#### Written exercise
Check every line of the entries below for the word "available", and copy the ones that have it.

#### Records to use
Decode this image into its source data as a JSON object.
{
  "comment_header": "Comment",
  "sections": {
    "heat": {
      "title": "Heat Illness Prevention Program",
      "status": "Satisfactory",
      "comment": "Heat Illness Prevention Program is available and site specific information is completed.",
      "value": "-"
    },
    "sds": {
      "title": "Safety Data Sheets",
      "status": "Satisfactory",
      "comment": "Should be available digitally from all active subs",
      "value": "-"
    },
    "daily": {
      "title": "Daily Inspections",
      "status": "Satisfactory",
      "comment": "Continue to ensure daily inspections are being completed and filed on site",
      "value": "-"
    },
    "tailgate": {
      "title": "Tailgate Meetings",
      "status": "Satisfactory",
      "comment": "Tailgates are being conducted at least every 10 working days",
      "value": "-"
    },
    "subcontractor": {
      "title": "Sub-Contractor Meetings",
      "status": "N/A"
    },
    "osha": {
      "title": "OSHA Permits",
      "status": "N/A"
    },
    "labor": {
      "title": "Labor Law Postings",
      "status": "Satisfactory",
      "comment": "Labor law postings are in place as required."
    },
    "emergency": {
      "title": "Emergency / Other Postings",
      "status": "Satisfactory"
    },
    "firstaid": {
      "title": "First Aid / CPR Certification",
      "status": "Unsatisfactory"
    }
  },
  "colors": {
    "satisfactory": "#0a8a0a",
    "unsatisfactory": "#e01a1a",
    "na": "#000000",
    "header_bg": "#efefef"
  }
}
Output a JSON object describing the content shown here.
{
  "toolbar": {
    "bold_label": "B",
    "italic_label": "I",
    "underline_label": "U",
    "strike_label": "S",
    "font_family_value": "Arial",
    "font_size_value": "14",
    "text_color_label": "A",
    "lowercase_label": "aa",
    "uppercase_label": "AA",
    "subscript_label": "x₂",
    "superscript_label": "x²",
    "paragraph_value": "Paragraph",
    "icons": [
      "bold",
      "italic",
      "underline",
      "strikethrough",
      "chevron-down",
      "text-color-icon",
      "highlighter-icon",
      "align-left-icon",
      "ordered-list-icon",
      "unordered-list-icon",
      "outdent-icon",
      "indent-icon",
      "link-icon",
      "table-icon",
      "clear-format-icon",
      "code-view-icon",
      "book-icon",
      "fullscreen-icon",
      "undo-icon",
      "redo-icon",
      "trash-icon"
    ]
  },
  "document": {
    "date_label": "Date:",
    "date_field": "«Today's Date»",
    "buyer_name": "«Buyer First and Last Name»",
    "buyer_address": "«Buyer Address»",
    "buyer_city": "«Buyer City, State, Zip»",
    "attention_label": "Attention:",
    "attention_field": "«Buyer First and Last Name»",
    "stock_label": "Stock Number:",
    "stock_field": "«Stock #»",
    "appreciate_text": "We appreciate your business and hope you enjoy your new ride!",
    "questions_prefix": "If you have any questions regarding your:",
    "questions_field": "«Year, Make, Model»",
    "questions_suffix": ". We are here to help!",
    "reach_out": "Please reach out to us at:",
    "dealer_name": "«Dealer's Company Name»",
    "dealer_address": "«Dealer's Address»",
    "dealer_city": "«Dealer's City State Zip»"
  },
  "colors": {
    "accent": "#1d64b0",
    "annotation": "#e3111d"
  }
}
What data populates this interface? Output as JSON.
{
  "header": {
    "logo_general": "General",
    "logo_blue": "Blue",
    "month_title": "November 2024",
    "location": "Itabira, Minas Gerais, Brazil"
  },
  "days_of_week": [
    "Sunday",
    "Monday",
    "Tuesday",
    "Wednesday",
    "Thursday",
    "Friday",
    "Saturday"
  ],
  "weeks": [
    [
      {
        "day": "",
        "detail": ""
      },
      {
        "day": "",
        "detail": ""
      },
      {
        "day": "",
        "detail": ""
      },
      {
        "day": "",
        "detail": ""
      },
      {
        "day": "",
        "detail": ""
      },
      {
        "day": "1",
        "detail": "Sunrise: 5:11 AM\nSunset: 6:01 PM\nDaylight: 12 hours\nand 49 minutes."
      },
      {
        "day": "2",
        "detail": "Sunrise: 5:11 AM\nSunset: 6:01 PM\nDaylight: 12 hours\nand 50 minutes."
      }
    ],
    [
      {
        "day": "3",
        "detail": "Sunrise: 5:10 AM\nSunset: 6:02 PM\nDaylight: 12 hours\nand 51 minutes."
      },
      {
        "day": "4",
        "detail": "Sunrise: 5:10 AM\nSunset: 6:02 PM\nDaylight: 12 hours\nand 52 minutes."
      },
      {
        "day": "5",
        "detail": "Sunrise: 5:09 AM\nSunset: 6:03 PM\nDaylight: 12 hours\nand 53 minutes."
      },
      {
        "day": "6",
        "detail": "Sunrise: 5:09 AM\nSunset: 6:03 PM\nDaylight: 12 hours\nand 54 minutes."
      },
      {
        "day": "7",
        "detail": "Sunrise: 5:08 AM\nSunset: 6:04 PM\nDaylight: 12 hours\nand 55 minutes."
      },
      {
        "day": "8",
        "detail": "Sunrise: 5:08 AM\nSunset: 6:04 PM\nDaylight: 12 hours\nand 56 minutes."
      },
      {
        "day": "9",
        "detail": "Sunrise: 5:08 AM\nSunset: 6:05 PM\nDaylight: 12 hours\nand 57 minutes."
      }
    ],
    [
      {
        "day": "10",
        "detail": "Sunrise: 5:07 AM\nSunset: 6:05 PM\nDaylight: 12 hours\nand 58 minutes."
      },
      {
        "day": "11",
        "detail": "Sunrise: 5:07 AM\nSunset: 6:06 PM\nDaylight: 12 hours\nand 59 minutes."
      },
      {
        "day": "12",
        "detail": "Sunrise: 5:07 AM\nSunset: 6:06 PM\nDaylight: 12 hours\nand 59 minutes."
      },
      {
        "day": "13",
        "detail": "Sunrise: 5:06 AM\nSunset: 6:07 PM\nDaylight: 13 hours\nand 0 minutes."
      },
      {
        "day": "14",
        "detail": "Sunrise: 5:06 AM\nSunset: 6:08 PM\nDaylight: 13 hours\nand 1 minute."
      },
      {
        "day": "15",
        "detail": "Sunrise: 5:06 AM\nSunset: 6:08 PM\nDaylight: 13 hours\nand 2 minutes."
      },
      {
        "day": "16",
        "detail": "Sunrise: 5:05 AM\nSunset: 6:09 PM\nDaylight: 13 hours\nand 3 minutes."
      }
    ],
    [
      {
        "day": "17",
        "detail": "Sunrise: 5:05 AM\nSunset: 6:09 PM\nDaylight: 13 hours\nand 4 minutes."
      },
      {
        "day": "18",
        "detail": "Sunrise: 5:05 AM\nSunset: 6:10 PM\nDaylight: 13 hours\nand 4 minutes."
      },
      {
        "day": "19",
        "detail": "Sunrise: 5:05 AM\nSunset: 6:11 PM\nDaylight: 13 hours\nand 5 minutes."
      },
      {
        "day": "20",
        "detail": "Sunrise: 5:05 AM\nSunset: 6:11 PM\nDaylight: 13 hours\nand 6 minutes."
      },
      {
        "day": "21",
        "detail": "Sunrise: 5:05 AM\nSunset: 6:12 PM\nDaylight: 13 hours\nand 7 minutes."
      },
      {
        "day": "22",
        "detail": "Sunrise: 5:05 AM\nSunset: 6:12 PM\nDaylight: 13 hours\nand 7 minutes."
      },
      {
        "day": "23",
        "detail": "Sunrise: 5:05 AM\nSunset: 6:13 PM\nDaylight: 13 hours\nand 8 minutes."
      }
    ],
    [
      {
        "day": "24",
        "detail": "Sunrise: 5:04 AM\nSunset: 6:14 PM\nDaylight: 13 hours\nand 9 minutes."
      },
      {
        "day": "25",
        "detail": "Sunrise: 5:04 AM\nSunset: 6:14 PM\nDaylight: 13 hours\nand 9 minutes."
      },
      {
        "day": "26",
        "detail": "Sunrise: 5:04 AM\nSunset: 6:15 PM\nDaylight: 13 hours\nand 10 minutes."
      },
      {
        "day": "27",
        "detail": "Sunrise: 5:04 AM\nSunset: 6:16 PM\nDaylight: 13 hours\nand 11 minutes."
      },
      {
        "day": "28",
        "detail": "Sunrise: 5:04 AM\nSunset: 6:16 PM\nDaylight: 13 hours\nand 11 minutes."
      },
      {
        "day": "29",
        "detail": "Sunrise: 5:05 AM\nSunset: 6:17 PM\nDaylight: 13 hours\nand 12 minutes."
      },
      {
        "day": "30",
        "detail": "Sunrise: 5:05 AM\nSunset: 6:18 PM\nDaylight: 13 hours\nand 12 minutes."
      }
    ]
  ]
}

#### Response to this exercise
      "comment": "Heat Illness Prevention Program is available and site specific information is completed.",
      "comment": "Should be available digitally from all active subs",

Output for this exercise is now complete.